Written instruction: In the field-visit account below, turn the paragraph that opens "Founded in 2005, PRADAN work" into a short bulleted list that keeps its main facts.

Supplied text:
- - - -

A Global Challenges Research Fund project
 
The Santhal Pargana in Godda village

Following the TIGR2ESS General Assembly in Hyderabad, Charlotte Milbank, a University of Cambridge PhD student, and Shuvajit Chakraborty, executive of TIGR2ESS collaborator PRADAN, travelled to Flagship Project 1 field sites in south Bihar. Here, Charlotte recounts their insights from a week with the Santhal Pargana and Pahariya tribal groups.

I am a first year PhD student with a well-defined but so far un-located research project. My research concerns so-called 'wild' or 'uncultivated' foods (including bush meat, insects, wild fruits and leafy vegetables) and their potential nutritional and environmental benefits for rural Indian communities.

My visit to Bihar with Professional Assistance for Development Action (PRADAN) was intended to expose me to a potential field site as I go about choosing the eventual place for my longer-term PhD fieldwork. After this week, and following conversations stemming from the General Assembly, I certainly feel spoilt for choice!

Why PRADAN?

Founded in 2005, PRADAN work with some of the poorest community groups across India, including south Bihar, helping communities (especially women) to develop their own skills and initiatives to drive the changes they need. PRADAN also partners with government and civil society groups to influence development policy in ways that align with real local values.

Bihar is home to relatively large populations of tribal groups, including the Santhal Pargana, and the Pahariyas. Since inception, PRADAN have established multiple field-sites in south Bihar working with these tribal communities on issues such as land access and rights, food security and migration. I was intrigued to learn more about these communities given their relative dependency on forest resources, including for food provision.

Visiting field sites with PRADAN allowed me to explore the complex relationships at play, aided by their in-depth knowledge of the place, local permissions and translation skills. Over the course of the week, I was able to visit three different sites, all familiar to PRADAN, and lived in by the Santhal Pargana and Pahariyas. During these visits I was able to pilot some of my proposed PhD methods.

Why research uncultivated foods?

- - - -

Information given:
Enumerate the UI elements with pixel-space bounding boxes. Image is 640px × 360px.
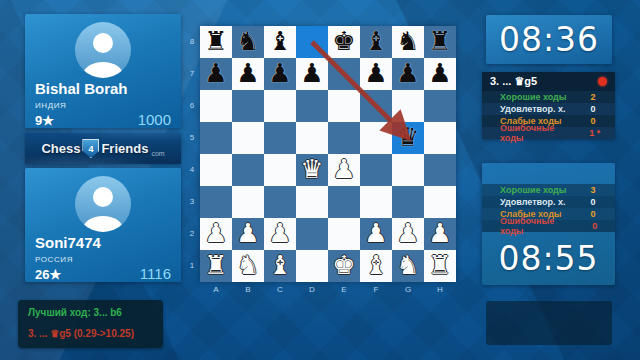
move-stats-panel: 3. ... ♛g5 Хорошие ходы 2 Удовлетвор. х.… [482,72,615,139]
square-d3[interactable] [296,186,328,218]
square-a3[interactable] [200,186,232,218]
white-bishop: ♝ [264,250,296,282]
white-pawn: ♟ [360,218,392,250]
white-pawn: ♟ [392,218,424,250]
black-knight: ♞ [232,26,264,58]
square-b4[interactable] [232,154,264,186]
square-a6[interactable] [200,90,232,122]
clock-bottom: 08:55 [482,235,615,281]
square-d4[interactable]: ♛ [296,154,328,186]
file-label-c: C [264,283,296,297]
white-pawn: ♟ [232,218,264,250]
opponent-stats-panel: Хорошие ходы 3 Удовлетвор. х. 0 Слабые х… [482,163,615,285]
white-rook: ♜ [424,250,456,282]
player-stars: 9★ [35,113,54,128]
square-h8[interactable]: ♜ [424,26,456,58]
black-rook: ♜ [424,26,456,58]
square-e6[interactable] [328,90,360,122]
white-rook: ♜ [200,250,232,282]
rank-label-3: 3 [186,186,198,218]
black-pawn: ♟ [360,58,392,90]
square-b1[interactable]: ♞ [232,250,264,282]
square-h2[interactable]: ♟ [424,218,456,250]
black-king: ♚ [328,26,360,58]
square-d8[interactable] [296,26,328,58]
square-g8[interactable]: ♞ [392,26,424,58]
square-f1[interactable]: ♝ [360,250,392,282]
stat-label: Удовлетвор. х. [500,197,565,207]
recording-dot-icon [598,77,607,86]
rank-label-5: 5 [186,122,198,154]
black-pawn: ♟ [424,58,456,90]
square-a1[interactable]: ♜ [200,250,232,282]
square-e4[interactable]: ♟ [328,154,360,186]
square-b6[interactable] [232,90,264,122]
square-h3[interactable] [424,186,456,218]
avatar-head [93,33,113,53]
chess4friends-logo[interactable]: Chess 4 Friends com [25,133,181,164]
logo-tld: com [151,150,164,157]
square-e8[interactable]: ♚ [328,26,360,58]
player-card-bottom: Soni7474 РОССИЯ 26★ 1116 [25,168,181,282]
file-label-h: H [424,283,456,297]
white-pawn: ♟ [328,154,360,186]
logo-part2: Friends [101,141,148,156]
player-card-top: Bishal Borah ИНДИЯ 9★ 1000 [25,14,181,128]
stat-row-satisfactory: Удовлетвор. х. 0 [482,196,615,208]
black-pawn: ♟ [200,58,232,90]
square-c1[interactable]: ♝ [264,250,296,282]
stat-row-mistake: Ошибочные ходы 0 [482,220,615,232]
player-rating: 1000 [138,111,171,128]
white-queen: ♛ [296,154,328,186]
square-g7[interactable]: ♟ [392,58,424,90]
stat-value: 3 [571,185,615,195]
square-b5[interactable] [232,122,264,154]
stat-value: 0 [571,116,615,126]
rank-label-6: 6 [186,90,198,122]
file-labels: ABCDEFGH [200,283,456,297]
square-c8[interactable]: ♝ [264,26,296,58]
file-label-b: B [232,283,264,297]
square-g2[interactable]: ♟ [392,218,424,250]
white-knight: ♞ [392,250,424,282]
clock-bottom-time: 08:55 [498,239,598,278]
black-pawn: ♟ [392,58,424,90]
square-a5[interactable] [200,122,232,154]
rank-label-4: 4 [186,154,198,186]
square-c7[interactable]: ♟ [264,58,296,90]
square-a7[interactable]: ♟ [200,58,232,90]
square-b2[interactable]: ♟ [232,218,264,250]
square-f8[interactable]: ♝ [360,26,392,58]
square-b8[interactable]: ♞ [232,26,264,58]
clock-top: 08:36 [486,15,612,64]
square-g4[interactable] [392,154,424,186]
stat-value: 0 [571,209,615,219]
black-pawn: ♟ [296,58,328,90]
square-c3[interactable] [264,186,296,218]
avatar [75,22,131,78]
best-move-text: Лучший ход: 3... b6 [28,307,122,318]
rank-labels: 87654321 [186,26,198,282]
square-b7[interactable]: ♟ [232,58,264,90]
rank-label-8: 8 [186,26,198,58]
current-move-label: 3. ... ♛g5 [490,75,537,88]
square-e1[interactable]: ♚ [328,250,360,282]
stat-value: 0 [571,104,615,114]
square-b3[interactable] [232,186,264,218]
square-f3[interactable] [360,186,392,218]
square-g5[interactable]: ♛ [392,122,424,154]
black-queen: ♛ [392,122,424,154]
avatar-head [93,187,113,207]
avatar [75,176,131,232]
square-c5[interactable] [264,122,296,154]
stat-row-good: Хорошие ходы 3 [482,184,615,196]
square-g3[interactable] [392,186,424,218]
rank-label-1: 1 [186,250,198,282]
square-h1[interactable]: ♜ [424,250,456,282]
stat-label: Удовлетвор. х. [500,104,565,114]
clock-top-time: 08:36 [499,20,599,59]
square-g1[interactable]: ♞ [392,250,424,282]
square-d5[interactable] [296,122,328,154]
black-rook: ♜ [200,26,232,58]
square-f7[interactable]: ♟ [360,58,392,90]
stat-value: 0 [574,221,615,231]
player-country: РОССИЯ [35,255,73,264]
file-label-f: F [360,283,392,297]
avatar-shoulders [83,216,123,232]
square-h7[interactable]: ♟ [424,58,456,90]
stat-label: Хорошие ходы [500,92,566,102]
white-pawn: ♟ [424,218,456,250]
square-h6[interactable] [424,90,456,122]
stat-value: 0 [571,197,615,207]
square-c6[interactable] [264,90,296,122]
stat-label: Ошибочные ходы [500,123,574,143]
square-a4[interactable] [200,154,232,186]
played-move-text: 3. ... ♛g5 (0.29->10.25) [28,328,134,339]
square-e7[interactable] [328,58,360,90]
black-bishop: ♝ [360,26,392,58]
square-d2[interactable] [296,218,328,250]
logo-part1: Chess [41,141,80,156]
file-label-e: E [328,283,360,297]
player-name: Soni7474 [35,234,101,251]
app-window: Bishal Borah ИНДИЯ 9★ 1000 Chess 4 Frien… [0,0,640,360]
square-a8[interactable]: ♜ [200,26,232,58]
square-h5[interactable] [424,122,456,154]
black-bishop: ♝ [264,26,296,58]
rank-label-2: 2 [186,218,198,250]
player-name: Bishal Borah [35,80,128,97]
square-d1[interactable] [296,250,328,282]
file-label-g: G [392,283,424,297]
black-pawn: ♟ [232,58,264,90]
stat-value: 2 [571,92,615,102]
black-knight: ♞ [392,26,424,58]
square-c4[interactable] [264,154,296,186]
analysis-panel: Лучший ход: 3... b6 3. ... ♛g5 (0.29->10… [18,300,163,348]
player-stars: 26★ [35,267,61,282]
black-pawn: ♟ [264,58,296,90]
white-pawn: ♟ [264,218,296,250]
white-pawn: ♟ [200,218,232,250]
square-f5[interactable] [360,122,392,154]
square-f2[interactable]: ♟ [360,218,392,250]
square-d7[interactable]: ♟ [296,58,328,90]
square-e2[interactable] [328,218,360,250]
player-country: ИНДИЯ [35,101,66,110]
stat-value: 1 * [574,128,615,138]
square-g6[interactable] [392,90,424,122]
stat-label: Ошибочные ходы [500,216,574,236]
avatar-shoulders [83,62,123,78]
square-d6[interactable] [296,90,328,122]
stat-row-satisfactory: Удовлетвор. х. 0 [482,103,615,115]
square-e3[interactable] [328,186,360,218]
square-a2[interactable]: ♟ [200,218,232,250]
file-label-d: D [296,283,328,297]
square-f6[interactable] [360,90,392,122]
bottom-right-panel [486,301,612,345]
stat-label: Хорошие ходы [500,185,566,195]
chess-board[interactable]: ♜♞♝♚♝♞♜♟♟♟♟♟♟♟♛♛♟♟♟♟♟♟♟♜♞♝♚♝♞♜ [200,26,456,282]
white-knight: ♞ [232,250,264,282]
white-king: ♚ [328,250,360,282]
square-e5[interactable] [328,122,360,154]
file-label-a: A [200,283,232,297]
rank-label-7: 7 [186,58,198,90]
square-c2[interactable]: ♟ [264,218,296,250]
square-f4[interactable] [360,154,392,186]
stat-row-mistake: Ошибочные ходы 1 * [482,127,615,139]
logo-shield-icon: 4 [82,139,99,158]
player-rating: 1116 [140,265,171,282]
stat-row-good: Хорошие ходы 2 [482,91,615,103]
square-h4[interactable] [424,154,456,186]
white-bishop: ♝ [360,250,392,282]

- - - -

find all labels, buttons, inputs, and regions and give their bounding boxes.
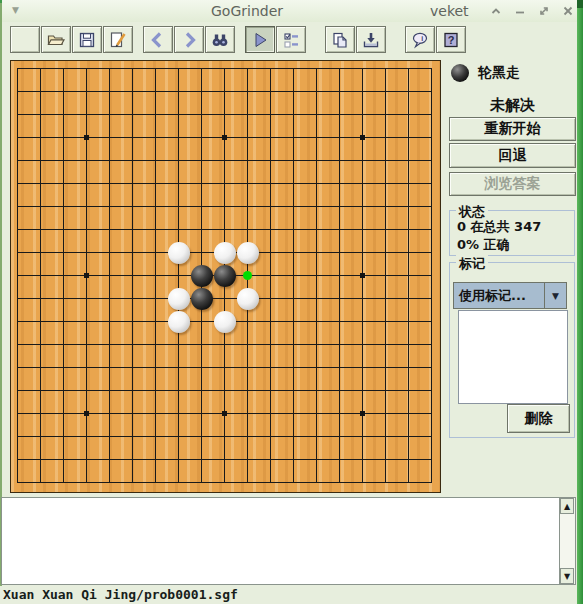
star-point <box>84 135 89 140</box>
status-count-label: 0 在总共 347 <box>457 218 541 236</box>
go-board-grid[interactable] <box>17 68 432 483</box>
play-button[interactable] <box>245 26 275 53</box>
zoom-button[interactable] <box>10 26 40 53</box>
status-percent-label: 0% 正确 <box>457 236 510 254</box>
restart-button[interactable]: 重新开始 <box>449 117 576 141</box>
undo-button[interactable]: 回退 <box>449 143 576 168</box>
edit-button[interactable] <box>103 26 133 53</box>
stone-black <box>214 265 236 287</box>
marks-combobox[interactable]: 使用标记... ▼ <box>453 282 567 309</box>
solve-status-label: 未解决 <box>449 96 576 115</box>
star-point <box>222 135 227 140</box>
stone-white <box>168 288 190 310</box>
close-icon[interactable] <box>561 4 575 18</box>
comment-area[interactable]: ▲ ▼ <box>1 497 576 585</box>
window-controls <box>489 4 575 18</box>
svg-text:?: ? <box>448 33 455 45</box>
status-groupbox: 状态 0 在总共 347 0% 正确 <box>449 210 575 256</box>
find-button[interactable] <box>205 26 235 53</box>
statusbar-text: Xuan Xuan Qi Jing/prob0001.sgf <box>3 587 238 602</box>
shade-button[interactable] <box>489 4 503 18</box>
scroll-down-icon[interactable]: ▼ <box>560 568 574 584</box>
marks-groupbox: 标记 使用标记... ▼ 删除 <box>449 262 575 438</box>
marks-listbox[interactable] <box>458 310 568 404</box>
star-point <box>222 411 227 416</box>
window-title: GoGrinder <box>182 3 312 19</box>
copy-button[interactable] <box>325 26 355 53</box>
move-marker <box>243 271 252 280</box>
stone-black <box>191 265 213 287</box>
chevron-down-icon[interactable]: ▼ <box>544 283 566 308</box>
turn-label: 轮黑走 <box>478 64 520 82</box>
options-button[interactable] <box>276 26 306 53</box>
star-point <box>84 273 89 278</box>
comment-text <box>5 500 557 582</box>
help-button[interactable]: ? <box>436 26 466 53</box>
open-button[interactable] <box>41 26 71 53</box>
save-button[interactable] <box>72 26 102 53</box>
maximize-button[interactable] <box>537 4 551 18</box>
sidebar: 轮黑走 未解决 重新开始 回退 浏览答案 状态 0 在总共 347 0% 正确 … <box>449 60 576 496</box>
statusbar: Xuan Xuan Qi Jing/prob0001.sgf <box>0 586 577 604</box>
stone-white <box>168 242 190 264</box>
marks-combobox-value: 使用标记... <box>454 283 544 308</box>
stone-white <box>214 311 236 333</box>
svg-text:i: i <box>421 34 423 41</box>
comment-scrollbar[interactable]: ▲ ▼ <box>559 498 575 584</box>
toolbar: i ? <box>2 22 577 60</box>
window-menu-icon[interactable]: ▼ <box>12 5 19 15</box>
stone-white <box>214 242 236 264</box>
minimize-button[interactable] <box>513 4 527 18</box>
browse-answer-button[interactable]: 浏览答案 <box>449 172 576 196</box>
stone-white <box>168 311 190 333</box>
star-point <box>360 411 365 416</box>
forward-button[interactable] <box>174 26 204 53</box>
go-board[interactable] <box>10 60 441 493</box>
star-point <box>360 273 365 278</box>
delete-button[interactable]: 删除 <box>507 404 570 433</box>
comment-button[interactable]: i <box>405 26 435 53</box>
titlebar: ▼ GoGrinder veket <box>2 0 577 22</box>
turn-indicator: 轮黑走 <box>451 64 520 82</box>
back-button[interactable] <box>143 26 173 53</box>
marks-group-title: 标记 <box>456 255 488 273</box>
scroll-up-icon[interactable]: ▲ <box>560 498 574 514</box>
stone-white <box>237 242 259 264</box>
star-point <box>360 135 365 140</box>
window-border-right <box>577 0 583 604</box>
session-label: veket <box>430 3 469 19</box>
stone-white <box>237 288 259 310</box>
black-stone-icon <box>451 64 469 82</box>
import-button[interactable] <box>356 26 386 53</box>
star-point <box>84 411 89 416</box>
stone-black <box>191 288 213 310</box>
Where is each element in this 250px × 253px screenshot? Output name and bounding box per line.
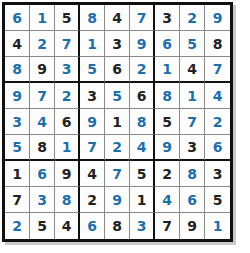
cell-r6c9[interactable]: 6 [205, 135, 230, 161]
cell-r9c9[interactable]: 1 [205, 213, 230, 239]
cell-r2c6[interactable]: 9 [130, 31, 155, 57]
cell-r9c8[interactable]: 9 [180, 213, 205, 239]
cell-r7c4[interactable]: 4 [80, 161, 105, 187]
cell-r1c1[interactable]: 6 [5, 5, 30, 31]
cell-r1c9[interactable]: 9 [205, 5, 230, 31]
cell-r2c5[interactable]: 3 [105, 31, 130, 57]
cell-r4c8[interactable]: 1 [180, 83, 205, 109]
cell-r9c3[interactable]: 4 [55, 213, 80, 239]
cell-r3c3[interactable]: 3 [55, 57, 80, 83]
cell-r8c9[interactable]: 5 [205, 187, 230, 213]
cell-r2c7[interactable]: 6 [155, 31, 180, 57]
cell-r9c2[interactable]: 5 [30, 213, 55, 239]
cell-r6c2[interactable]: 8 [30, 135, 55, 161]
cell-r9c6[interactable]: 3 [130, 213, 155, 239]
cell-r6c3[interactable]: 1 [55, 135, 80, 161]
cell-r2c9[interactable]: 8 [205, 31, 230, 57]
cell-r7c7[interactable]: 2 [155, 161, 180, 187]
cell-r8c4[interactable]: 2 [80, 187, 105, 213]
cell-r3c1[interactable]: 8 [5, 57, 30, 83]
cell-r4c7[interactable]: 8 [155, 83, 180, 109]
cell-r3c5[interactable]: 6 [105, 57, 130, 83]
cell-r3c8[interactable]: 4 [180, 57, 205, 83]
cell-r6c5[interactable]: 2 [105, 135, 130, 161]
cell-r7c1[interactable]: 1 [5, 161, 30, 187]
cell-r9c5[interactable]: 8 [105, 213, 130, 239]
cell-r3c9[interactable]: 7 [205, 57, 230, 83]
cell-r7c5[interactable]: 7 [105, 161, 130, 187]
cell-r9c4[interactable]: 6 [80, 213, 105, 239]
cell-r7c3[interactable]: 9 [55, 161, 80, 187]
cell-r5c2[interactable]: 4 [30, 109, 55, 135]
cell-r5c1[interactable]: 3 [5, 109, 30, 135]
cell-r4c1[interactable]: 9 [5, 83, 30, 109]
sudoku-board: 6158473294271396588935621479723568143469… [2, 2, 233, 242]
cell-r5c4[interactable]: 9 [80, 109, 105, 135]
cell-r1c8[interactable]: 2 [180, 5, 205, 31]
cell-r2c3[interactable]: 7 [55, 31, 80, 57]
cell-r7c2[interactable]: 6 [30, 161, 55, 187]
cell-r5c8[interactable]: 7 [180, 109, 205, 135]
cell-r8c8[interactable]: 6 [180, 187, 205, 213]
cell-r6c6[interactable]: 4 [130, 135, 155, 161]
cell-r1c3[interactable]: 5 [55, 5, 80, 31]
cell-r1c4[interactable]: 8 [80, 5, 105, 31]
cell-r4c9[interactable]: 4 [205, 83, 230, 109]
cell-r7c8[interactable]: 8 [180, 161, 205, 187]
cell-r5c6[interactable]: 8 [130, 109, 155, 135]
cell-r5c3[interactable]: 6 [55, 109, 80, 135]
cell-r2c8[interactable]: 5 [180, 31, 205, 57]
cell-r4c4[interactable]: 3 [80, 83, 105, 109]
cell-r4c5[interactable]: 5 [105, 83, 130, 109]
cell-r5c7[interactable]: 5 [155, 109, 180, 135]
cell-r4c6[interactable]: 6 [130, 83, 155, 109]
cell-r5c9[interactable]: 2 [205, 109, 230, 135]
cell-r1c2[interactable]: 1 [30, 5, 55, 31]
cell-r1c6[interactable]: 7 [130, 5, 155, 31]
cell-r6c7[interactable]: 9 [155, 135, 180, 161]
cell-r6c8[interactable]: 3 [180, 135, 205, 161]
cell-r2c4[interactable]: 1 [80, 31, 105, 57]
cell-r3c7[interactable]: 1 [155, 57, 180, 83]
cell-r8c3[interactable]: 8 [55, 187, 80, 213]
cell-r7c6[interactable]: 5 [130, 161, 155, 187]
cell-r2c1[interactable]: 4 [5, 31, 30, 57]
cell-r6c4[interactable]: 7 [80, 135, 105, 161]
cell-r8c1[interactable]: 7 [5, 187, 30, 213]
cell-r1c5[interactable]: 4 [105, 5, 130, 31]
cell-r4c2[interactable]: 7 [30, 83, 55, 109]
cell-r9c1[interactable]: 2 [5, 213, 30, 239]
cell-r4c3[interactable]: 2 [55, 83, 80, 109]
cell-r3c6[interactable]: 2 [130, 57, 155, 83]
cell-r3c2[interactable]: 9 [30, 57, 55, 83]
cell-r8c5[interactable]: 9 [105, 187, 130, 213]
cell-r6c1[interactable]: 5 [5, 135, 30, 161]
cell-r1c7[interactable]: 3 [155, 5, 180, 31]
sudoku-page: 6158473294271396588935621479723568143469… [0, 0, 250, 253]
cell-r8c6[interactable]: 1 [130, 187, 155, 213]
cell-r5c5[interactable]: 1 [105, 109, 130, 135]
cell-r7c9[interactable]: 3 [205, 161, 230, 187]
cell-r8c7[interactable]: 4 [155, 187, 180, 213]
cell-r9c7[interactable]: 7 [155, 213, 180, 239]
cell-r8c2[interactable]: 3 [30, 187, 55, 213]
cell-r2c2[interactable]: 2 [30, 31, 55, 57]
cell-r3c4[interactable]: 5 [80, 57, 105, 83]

- - - -

Complete answer:
- PRADAN was founded in 2005.
- It works with some of the poorest community groups across India, including in south Bihar.
- It helps communities, especially women, build their own skills and initiatives to drive the changes they need.
- It partners with government and civil society groups to shape development policy in line with real local values.